Count the lines below that include the word "Malson" and write that number alone.

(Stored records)
***

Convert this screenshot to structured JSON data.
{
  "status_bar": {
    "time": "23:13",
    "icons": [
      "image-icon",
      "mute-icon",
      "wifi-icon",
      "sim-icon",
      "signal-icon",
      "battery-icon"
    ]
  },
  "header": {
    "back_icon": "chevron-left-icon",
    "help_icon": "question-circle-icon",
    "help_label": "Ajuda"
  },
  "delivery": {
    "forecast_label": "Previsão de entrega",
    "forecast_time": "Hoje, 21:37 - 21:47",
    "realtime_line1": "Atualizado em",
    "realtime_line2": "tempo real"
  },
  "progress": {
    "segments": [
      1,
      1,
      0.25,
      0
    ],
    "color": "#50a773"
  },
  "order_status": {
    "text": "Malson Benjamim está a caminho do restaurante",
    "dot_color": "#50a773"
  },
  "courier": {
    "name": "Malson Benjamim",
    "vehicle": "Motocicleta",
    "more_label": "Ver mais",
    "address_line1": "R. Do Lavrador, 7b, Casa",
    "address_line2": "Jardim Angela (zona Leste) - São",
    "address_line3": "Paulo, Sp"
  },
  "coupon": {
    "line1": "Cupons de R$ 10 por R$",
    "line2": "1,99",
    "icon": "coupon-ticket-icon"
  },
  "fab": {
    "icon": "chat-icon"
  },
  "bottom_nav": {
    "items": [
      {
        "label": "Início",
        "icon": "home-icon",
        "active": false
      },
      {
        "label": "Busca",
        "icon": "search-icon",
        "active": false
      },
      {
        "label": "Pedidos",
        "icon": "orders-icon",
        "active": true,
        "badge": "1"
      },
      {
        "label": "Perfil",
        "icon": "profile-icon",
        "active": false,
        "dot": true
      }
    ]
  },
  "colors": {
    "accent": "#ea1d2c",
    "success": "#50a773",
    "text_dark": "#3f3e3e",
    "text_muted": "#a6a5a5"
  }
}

***

[Final result]
2